GIVEN INSTRUCTION – Return all lines with the word "name" in them.

SUPPLIED MATERIAL –
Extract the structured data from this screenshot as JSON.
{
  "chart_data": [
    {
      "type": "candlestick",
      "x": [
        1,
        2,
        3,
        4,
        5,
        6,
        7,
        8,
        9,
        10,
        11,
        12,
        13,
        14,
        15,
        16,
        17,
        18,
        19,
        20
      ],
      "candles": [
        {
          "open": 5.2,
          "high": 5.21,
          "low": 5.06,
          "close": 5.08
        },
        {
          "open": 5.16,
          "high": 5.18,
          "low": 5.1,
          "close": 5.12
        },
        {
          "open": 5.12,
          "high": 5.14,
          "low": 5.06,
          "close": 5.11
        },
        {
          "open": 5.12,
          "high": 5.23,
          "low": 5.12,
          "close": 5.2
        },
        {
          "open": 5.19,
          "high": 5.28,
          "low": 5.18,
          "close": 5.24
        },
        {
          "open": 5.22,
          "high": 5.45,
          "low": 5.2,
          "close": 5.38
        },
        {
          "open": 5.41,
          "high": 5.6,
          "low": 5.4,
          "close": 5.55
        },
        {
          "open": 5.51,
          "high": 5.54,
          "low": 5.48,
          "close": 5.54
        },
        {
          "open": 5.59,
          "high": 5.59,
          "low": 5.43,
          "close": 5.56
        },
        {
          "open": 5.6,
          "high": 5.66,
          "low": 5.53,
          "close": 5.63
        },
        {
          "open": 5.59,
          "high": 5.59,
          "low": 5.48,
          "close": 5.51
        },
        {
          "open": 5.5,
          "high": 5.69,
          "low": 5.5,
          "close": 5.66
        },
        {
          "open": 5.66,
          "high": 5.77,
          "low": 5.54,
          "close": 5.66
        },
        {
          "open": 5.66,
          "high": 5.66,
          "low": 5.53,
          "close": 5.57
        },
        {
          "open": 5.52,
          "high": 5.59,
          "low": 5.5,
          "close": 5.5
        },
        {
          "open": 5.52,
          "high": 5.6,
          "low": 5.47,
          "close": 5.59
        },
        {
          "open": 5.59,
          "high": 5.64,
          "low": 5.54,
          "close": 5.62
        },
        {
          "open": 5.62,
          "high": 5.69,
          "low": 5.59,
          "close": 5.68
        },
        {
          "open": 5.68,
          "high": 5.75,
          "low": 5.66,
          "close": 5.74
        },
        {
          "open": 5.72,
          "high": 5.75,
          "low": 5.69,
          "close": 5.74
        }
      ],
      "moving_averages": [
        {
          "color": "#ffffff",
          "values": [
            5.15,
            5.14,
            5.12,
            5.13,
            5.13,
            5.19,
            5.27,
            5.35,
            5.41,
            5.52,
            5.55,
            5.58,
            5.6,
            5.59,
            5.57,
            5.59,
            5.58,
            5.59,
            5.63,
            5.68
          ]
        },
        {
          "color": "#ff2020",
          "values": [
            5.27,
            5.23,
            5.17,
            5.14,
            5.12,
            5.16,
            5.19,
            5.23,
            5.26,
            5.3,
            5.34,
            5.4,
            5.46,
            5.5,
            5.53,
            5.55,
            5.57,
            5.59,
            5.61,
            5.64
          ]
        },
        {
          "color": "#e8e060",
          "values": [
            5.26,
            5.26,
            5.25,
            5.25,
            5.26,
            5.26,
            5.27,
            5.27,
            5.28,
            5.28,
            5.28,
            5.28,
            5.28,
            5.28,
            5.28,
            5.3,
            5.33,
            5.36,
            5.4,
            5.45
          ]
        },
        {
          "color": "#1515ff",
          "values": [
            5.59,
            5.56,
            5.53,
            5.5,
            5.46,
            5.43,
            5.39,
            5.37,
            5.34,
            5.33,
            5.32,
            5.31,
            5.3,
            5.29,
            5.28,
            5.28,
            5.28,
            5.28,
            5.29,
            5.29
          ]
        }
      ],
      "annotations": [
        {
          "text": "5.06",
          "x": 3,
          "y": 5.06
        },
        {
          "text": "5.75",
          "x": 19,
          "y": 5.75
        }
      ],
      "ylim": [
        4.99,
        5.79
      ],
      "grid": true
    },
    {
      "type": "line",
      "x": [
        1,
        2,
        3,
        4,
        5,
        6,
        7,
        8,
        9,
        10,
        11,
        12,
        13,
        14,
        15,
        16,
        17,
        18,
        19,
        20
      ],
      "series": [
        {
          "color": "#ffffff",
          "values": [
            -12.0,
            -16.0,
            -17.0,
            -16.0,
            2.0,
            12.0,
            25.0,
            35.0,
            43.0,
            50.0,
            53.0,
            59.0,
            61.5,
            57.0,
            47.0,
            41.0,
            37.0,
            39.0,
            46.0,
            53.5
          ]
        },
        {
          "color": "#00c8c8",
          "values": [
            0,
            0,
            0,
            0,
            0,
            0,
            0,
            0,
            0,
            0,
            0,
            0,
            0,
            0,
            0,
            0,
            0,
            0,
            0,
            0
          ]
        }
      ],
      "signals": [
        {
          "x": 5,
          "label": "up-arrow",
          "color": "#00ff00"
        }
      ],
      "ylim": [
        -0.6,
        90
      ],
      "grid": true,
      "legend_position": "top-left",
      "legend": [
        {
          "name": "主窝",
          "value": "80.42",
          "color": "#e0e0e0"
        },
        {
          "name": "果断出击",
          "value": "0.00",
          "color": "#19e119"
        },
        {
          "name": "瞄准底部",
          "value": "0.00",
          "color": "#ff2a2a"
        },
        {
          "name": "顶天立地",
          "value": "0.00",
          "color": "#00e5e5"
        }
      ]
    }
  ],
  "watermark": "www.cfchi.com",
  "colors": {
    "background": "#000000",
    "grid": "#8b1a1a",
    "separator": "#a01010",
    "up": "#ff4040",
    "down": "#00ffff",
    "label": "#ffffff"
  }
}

SOLUTION TO THE EXERCISE –
          "name": "主窝",
          "name": "果断出击",
          "name": "瞄准底部",
          "name": "顶天立地",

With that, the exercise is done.